┌─ Given information

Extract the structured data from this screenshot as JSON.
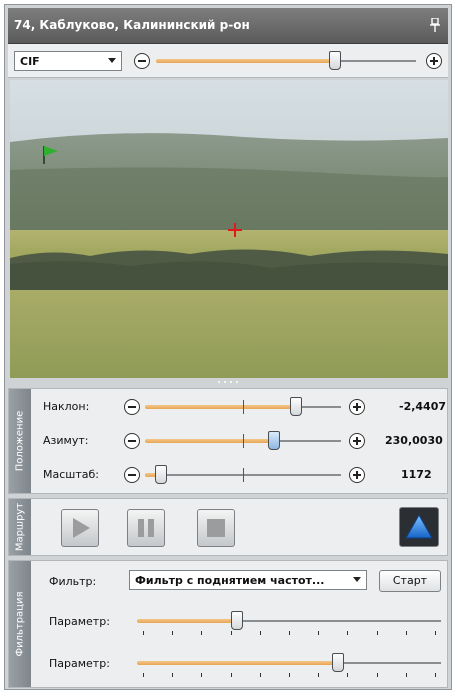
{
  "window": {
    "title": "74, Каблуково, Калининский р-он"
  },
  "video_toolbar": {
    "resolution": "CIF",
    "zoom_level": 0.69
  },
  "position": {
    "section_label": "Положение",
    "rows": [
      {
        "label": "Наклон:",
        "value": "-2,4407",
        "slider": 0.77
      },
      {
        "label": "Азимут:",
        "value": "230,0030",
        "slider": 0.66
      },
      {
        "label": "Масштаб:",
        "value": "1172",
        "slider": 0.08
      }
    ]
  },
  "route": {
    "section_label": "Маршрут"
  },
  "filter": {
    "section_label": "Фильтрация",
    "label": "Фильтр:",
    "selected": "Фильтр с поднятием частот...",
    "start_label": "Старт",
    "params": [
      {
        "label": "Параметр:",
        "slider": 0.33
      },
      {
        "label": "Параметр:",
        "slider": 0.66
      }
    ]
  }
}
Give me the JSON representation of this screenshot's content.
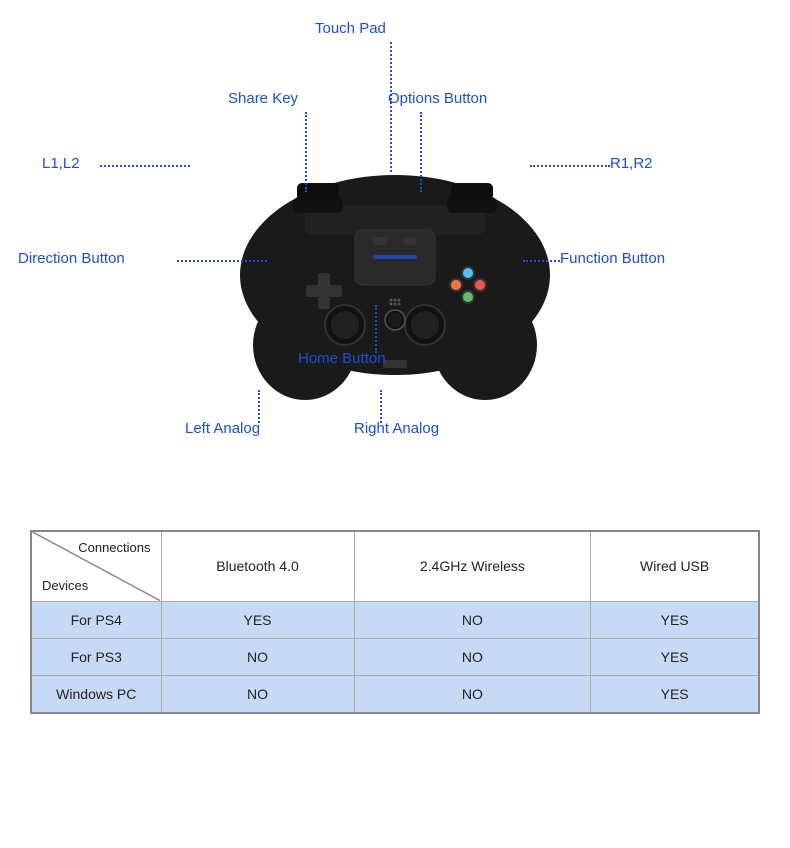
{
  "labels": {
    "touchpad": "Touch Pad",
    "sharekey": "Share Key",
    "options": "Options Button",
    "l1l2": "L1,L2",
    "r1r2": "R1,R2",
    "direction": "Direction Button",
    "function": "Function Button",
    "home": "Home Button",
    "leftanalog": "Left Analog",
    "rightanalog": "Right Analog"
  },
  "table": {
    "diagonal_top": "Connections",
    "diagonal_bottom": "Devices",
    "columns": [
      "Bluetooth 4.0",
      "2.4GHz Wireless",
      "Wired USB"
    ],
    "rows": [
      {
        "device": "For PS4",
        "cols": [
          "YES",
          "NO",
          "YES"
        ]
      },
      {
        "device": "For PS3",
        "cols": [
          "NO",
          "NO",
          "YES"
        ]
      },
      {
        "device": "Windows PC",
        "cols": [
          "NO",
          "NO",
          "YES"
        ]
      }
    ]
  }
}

└─

Objective:
Isolate each line of the listing above that includes "value". Copy it.

Exercise response:
        "value": "-2,4407",
        "value": "230,0030",
        "value": "1172",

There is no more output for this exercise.